--- Start ---

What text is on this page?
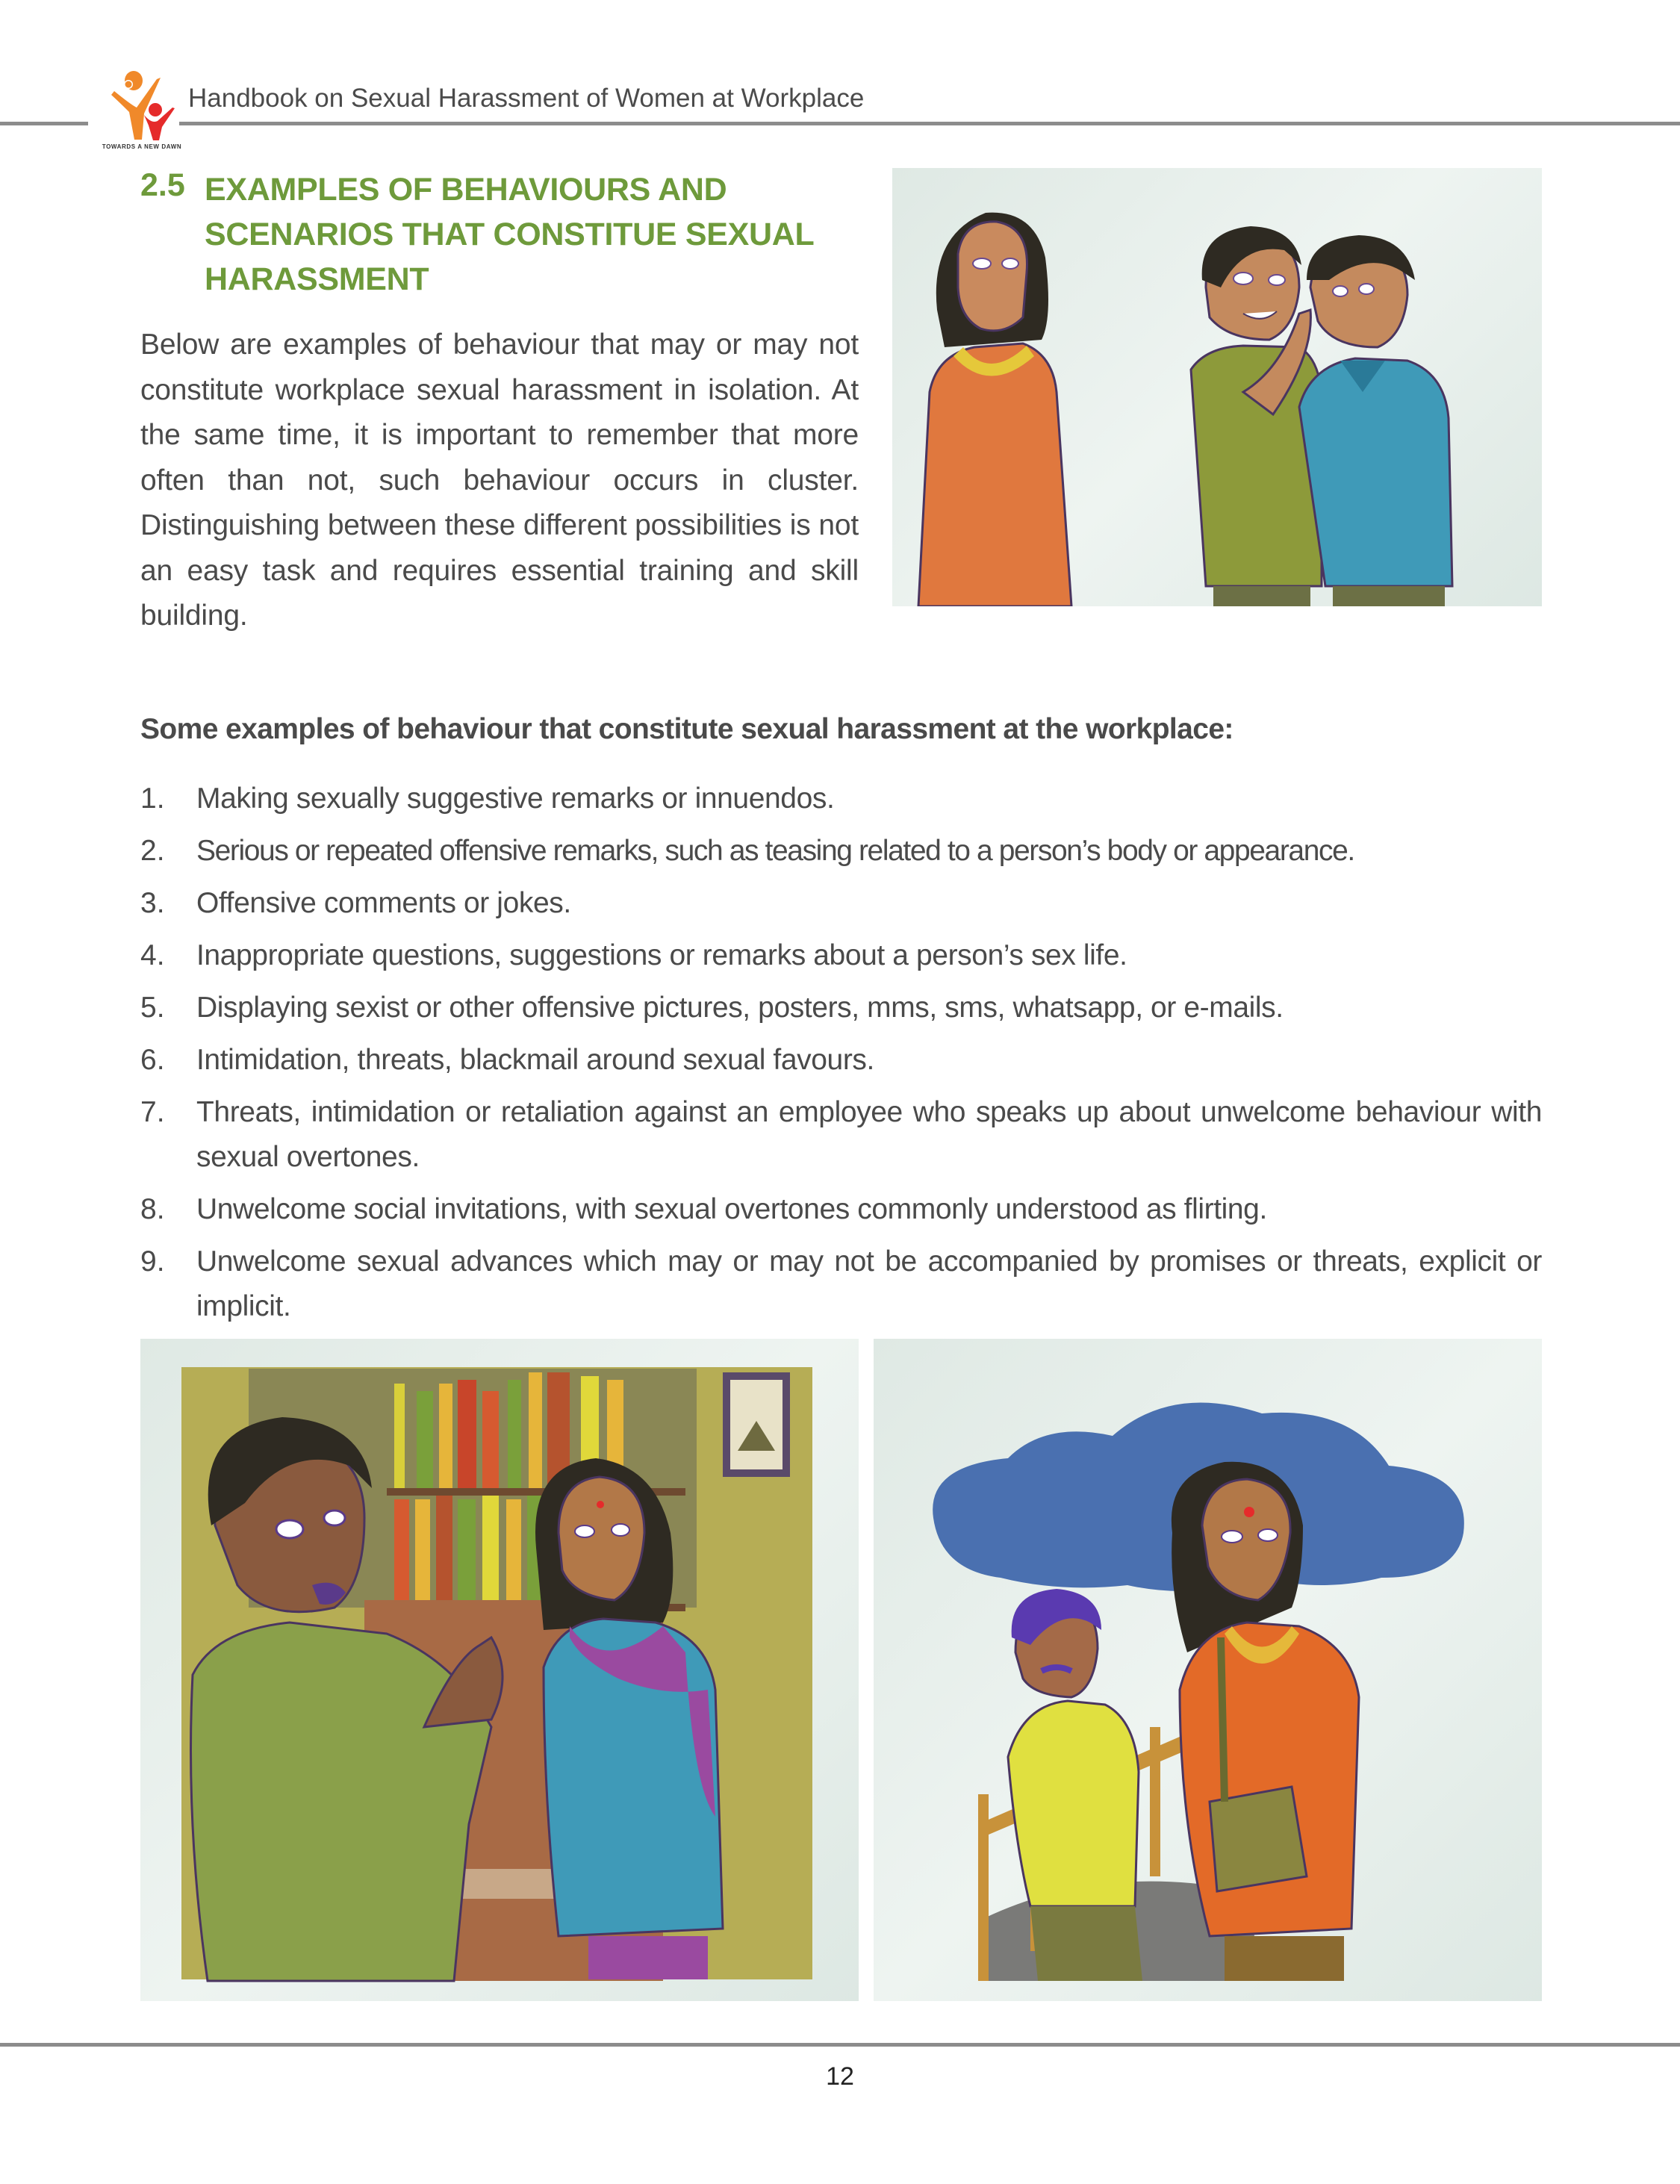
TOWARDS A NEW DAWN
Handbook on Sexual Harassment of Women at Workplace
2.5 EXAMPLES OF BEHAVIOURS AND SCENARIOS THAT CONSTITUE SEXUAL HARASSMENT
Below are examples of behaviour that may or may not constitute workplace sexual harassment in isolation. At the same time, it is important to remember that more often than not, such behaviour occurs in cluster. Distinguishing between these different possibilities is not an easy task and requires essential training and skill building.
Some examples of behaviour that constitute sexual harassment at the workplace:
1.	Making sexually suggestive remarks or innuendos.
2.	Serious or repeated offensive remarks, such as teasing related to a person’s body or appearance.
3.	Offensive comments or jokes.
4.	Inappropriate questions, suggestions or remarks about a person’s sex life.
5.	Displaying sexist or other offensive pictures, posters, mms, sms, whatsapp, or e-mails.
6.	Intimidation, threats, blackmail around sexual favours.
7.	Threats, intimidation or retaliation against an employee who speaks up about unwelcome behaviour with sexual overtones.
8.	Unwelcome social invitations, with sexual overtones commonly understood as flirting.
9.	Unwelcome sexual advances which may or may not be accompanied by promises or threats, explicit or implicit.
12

--- End ---

CHALLENGE →
Of the lines above, how many hold the word "such"? Say the number alone.

FINAL ANSWER →
2